→ Your goal:
Pull out every line below holding the word "области".

····················

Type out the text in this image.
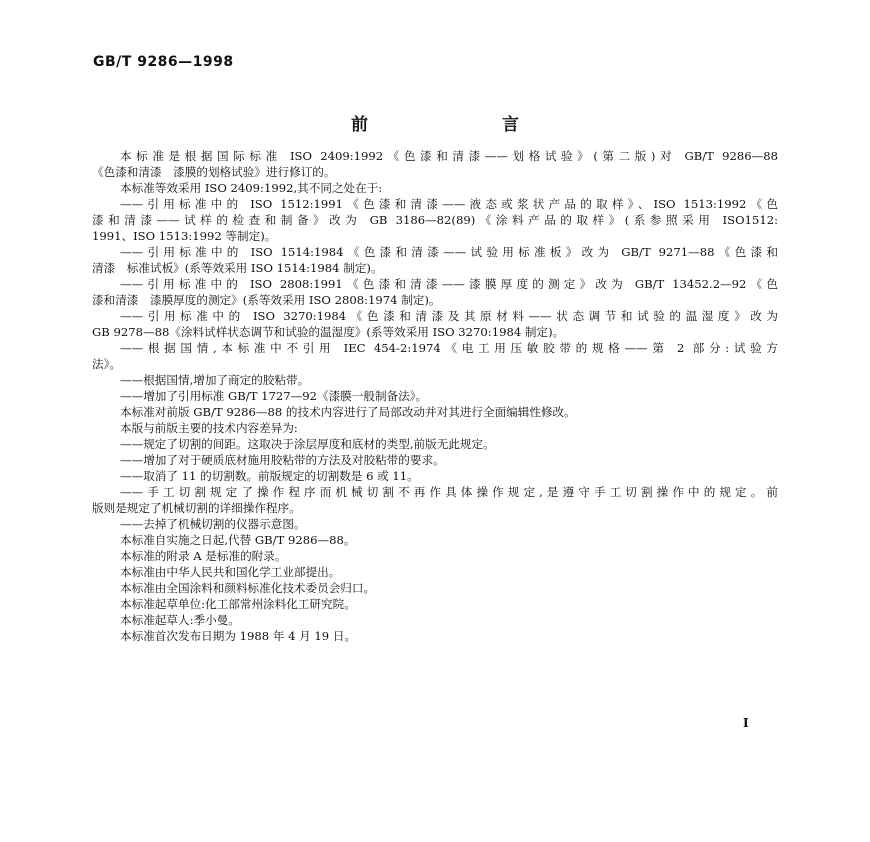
GB/T 9286—1998
前 言
本标准是根据国际标准 ISO 2409:1992《色漆和清漆——划格试验》(第二版)对 GB/T 9286—88
《色漆和清漆　漆膜的划格试验》进行修订的。
本标准等效采用 ISO 2409:1992,其不同之处在于:
——引用标准中的 ISO 1512:1991《色漆和清漆——液态或浆状产品的取样》、ISO 1513:1992《色
漆和清漆——试样的检查和制备》改为 GB 3186—82(89)《涂料产品的取样》(系参照采用 ISO1512:
1991、ISO 1513:1992 等制定)。
——引用标准中的 ISO 1514:1984《色漆和清漆——试验用标准板》改为 GB/T 9271—88《色漆和
清漆　标准试板》(系等效采用 ISO 1514:1984 制定)。
——引用标准中的 ISO 2808:1991《色漆和清漆——漆膜厚度的测定》改为 GB/T 13452.2—92《色
漆和清漆　漆膜厚度的测定》(系等效采用 ISO 2808:1974 制定)。
——引用标准中的 ISO 3270:1984《色漆和清漆及其原材料——状态调节和试验的温湿度》改为
GB 9278—88《涂料试样状态调节和试验的温湿度》(系等效采用 ISO 3270:1984 制定)。
——根据国情,本标准中不引用 IEC 454-2:1974《电工用压敏胶带的规格——第 2 部分:试验方
法》。
——根据国情,增加了商定的胶粘带。
——增加了引用标准 GB/T 1727—92《漆膜一般制备法》。
本标准对前版 GB/T 9286—88 的技术内容进行了局部改动并对其进行全面编辑性修改。
本版与前版主要的技术内容差异为:
——规定了切割的间距。这取决于涂层厚度和底材的类型,前版无此规定。
——增加了对于硬质底材施用胶粘带的方法及对胶粘带的要求。
——取消了 11 的切割数。前版规定的切割数是 6 或 11。
——手工切割规定了操作程序而机械切割不再作具体操作规定,是遵守手工切割操作中的规定。前
版则是规定了机械切割的详细操作程序。
——去掉了机械切割的仪器示意图。
本标准自实施之日起,代替 GB/T 9286—88。
本标准的附录 A 是标准的附录。
本标准由中华人民共和国化学工业部提出。
本标准由全国涂料和颜料标准化技术委员会归口。
本标准起草单位:化工部常州涂料化工研究院。
本标准起草人:季小曼。
本标准首次发布日期为 1988 年 4 月 19 日。
I
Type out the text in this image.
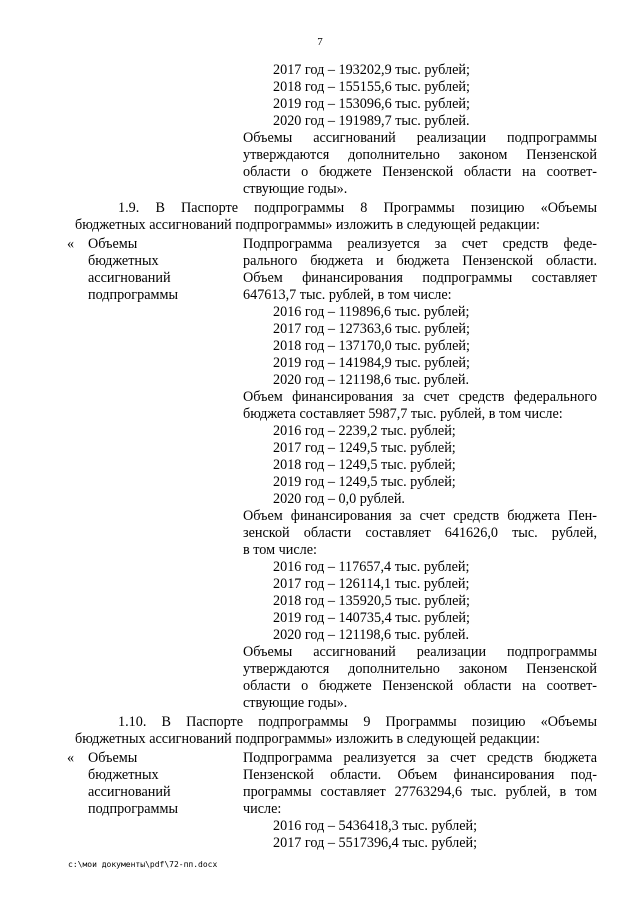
7
2017 год – 193202,9 тыс. рублей;
2018 год – 155155,6 тыс. рублей;
2019 год – 153096,6 тыс. рублей;
2020 год – 191989,7 тыс. рублей.
Объемы ассигнований реализации подпрограммы
утверждаются дополнительно законом Пензенской
области о бюджете Пензенской области на соответ-
ствующие годы».
1.9. В Паспорте подпрограммы 8 Программы позицию «Объемы
бюджетных ассигнований подпрограммы» изложить в следующей редакции:
« Объемы
бюджетных
ассигнований
подпрограммы
Подпрограмма реализуется за счет средств феде-
рального бюджета и бюджета Пензенской области.
Объем финансирования подпрограммы составляет
647613,7 тыс. рублей, в том числе:
2016 год – 119896,6 тыс. рублей;
2017 год – 127363,6 тыс. рублей;
2018 год – 137170,0 тыс. рублей;
2019 год – 141984,9 тыс. рублей;
2020 год – 121198,6 тыс. рублей.
Объем финансирования за счет средств федерального
бюджета составляет 5987,7 тыс. рублей, в том числе:
2016 год – 2239,2 тыс. рублей;
2017 год – 1249,5 тыс. рублей;
2018 год – 1249,5 тыс. рублей;
2019 год – 1249,5 тыс. рублей;
2020 год – 0,0 рублей.
Объем финансирования за счет средств бюджета Пен-
зенской области составляет 641626,0 тыс. рублей,
в том числе:
2016 год – 117657,4 тыс. рублей;
2017 год – 126114,1 тыс. рублей;
2018 год – 135920,5 тыс. рублей;
2019 год – 140735,4 тыс. рублей;
2020 год – 121198,6 тыс. рублей.
Объемы ассигнований реализации подпрограммы
утверждаются дополнительно законом Пензенской
области о бюджете Пензенской области на соответ-
ствующие годы».
1.10. В Паспорте подпрограммы 9 Программы позицию «Объемы
бюджетных ассигнований подпрограммы» изложить в следующей редакции:
« Объемы
бюджетных
ассигнований
подпрограммы
Подпрограмма реализуется за счет средств бюджета
Пензенской области. Объем финансирования под-
программы составляет 27763294,6 тыс. рублей, в том
числе:
2016 год – 5436418,3 тыс. рублей;
2017 год – 5517396,4 тыс. рублей;
c:\мои документы\pdf\72-пп.docx
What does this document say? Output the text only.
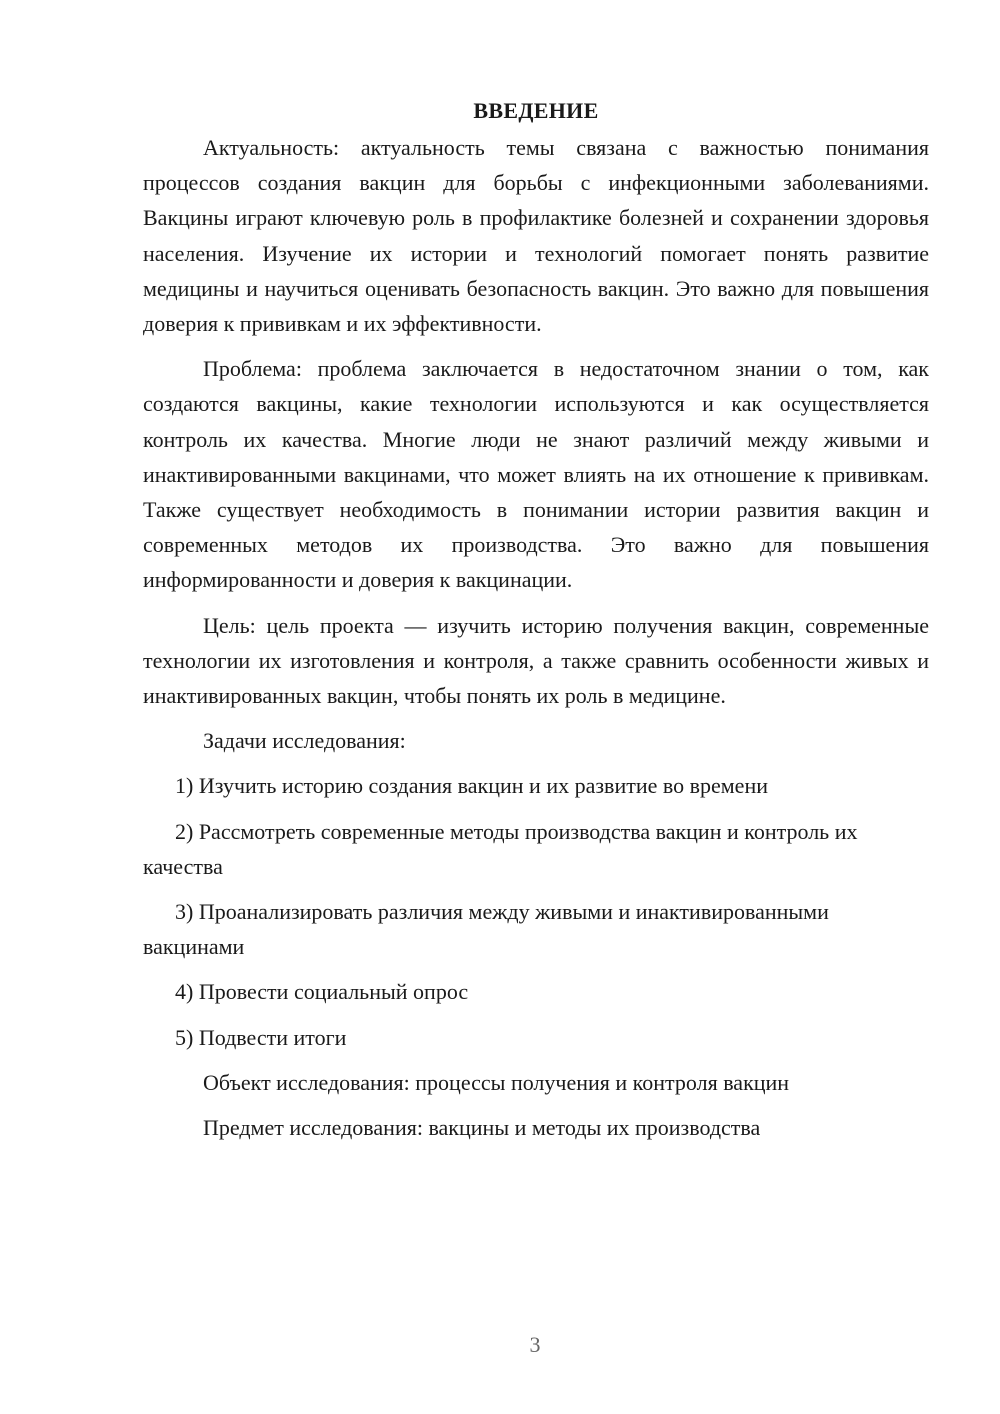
ВВЕДЕНИЕ

Актуальность: актуальность темы связана с важностью понимания процессов создания вакцин для борьбы с инфекционными заболеваниями. Вакцины играют ключевую роль в профилактике болезней и сохранении здоровья населения. Изучение их истории и технологий помогает понять развитие медицины и научиться оценивать безопасность вакцин. Это важно для повышения доверия к прививкам и их эффективности.

Проблема: проблема заключается в недостаточном знании о том, как создаются вакцины, какие технологии используются и как осуществляется контроль их качества. Многие люди не знают различий между живыми и инактивированными вакцинами, что может влиять на их отношение к прививкам. Также существует необходимость в понимании истории развития вакцин и современных методов их производства. Это важно для повышения информированности и доверия к вакцинации.

Цель: цель проекта — изучить историю получения вакцин, современные технологии их изготовления и контроля, а также сравнить особенности живых и инактивированных вакцин, чтобы понять их роль в медицине.

Задачи исследования:

1) Изучить историю создания вакцин и их развитие во времени

2) Рассмотреть современные методы производства вакцин и контроль их качества

3) Проанализировать различия между живыми и инактивированными вакцинами

4) Провести социальный опрос

5) Подвести итоги

Объект исследования: процессы получения и контроля вакцин

Предмет исследования: вакцины и методы их производства

3
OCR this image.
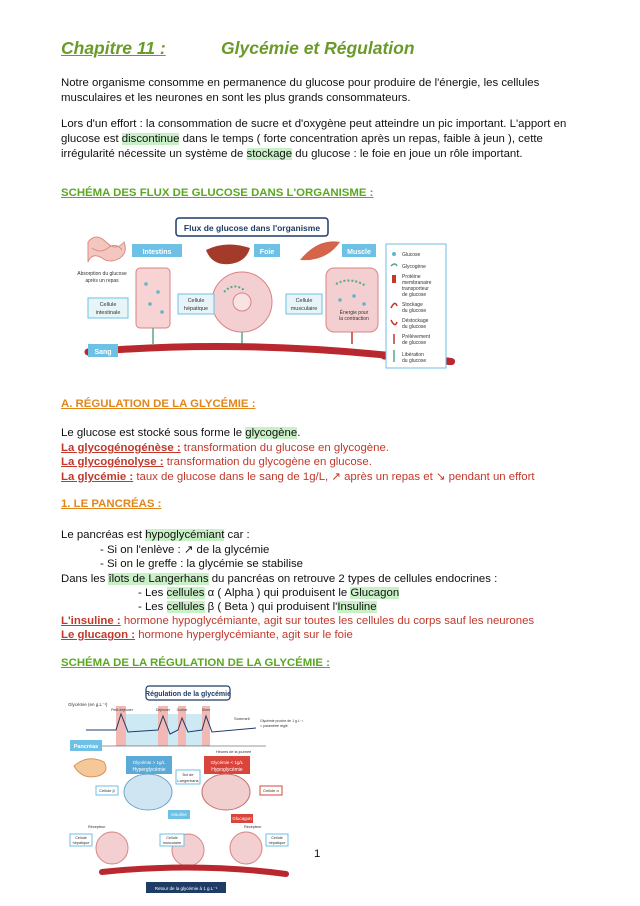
Chapitre 11 :	Glycémie et Régulation
Notre organisme consomme en permanence du glucose pour produire de l'énergie, les cellules musculaires et les neurones en sont les plus grands consommateurs.
Lors d'un effort : la consommation de sucre et d'oxygène peut atteindre un pic important. L'apport en glucose est discontinue dans le temps ( forte concentration après un repas, faible à jeun ), cette irrégularité nécessite un système de stockage du glucose : le foie en joue un rôle important.
SCHÉMA DES FLUX DE GLUCOSE DANS L'ORGANISME :
Flux de glucose dans l'organisme
Intestins	Foie	Muscle
Absorption du glucose
après un repas
Cellule
intestinale
Cellule
hépatique
Énergie pour
la contraction
Cellule
musculaire
Sang
Glucose
Glycogène
Protéine
membranaire
transporteur
de glucose
Stockage
du glucose
Déstockage
du glucose
Prélèvement
de glucose
Libération
du glucose
A. RÉGULATION DE LA GLYCÉMIE :
Le glucose est stocké sous forme le glycogène.
La glycogénogénèse : transformation du glucose en glycogène.
La glycogénolyse : transformation du glycogène en glucose.
La glycémie : taux de glucose dans le sang de 1g/L, ↗ après un repas et ↘ pendant un effort
1. LE PANCRÉAS :
Le pancréas est hypoglycémiant car :
- Si on l'enlève : ↗ de la glycémie
- Si on le greffe : la glycémie se stabilise
Dans les îlots de Langerhans du pancréas on retrouve 2 types de cellules endocrines :
- Les cellules α ( Alpha ) qui produisent le Glucagon
- Les cellules β ( Beta ) qui produisent l'Insuline
L'insuline : hormone hypoglycémiante, agit sur toutes les cellules du corps sauf les neurones
Le glucagon : hormone hyperglycémiante, agit sur le foie
SCHÉMA DE LA RÉGULATION DE LA GLYCÉMIE :
Régulation de la glycémie
Glycémie (en g.L⁻¹)
Petit-déjeuner	Déjeuner Goûter	Dîner
Sommeil	Glycémie proche de 1 g.L⁻¹
= paramètre réglé
Heures de la journée
Pancréas
Glycémie > 1g/L
Hyperglycémie
Glycémie < 1g/L
Hypoglycémie
Îlot de
Langerhans
Cellule β	Cellule α
Insuline
Glucagon
Récepteur	Récepteur
Cellule
hépatique
Cellule
musculaire
Cellule
hépatique
Retour de la glycémie à 1 g.L⁻¹
1
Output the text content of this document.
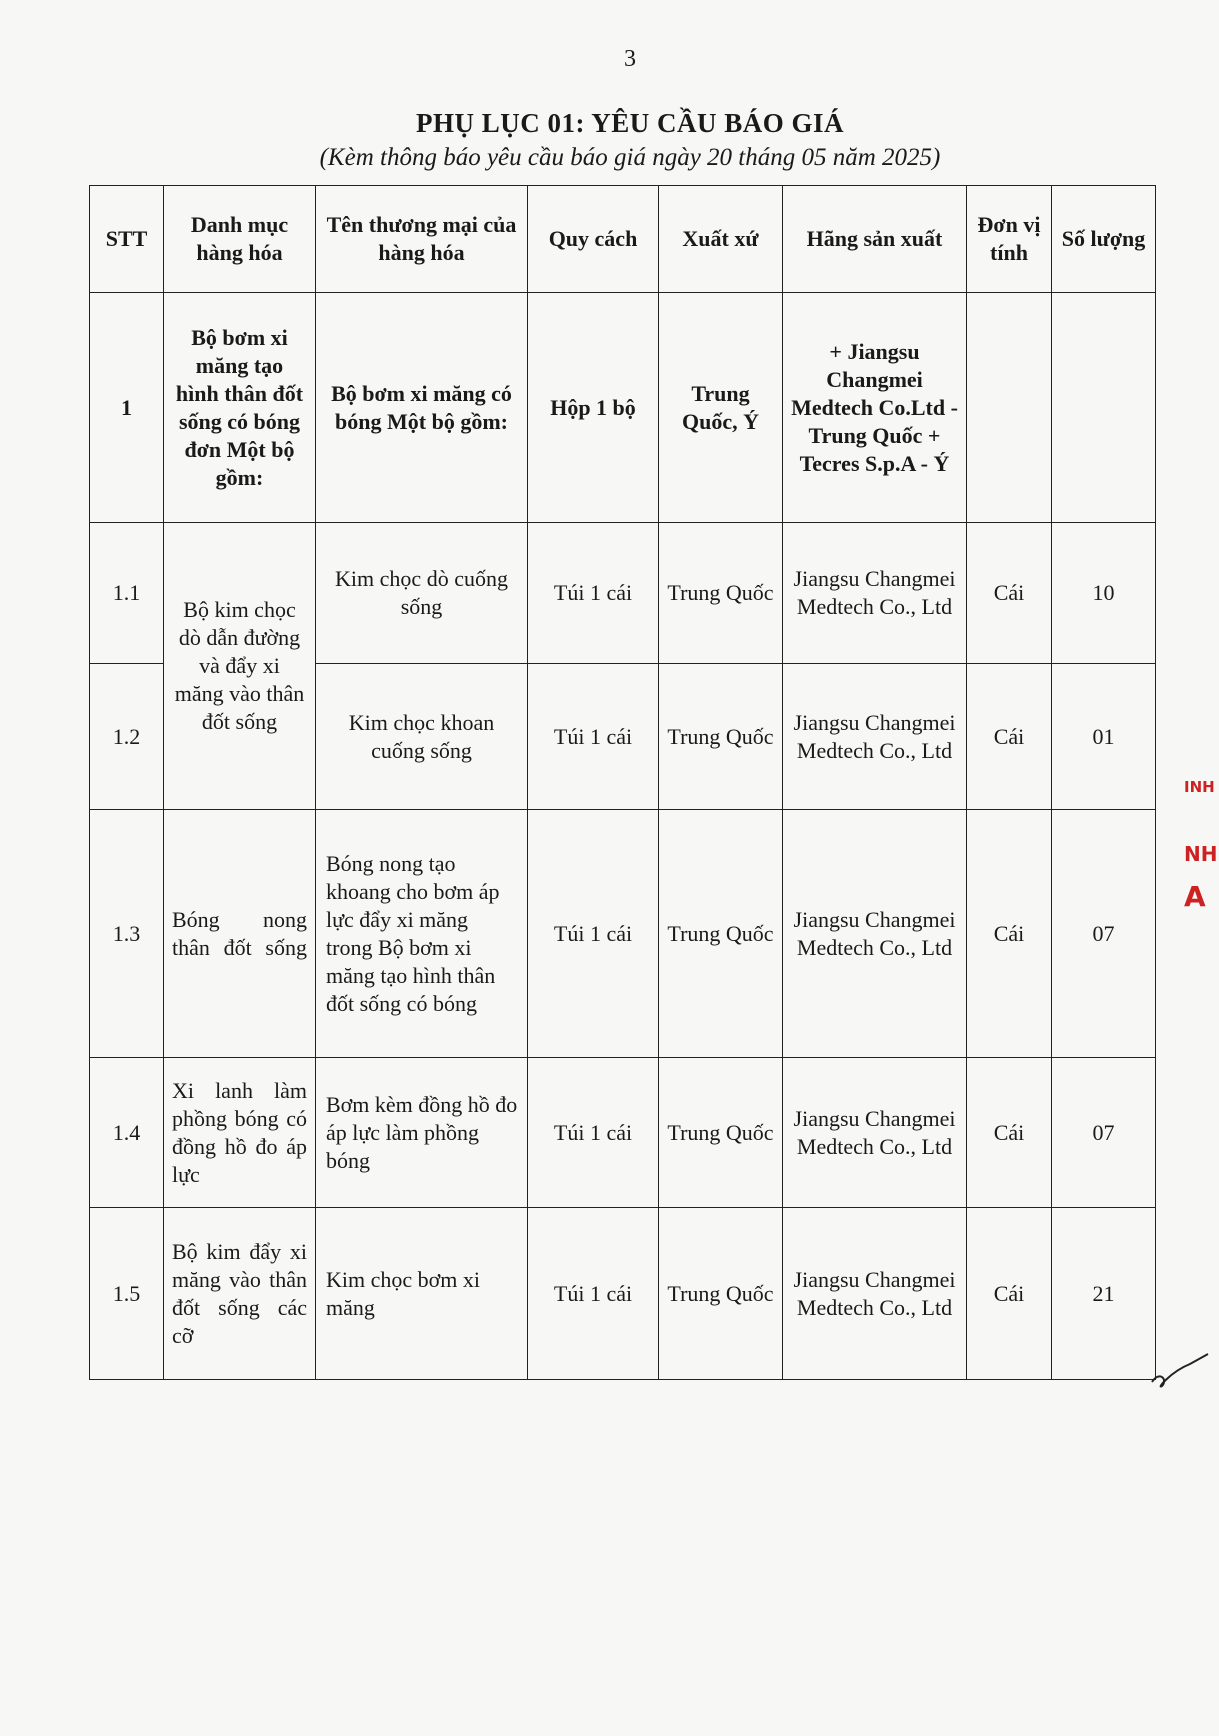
3
PHỤ LỤC 01: YÊU CẦU BÁO GIÁ
(Kèm thông báo yêu cầu báo giá ngày 20 tháng 05 năm 2025)
STT	Danh mục hàng hóa	Tên thương mại của hàng hóa	Quy cách	Xuất xứ	Hãng sản xuất	Đơn vị tính	Số lượng
1	Bộ bơm xi măng tạo hình thân đốt sống có bóng đơn Một bộ gồm:	Bộ bơm xi măng có bóng Một bộ gồm:	Hộp 1 bộ	Trung Quốc, Ý	+ Jiangsu Changmei Medtech Co.Ltd - Trung Quốc + Tecres S.p.A - Ý		
1.1	Bộ kim chọc dò dẫn đường và đẩy xi măng vào thân đốt sống	Kim chọc dò cuống sống	Túi 1 cái	Trung Quốc	Jiangsu Changmei Medtech Co., Ltd	Cái	10
1.2		Kim chọc khoan cuống sống	Túi 1 cái	Trung Quốc	Jiangsu Changmei Medtech Co., Ltd	Cái	01
1.3	Bóng nong thân đốt sống	Bóng nong tạo khoang cho bơm áp lực đẩy xi măng trong Bộ bơm xi măng tạo hình thân đốt sống có bóng	Túi 1 cái	Trung Quốc	Jiangsu Changmei Medtech Co., Ltd	Cái	07
1.4	Xi lanh làm phồng bóng có đồng hồ đo áp lực	Bơm kèm đồng hồ đo áp lực làm phồng bóng	Túi 1 cái	Trung Quốc	Jiangsu Changmei Medtech Co., Ltd	Cái	07
1.5	Bộ kim đẩy xi măng vào thân đốt sống các cỡ	Kim chọc bơm xi măng	Túi 1 cái	Trung Quốc	Jiangsu Changmei Medtech Co., Ltd	Cái	21
INH
NH
A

····················

→ Problem solution:
области о бюджете Пензенской области на соответ-
рального бюджета и бюджета Пензенской области.
зенской области составляет 641626,0 тыс. рублей,
области о бюджете Пензенской области на соответ-
Пензенской области. Объем финансирования под-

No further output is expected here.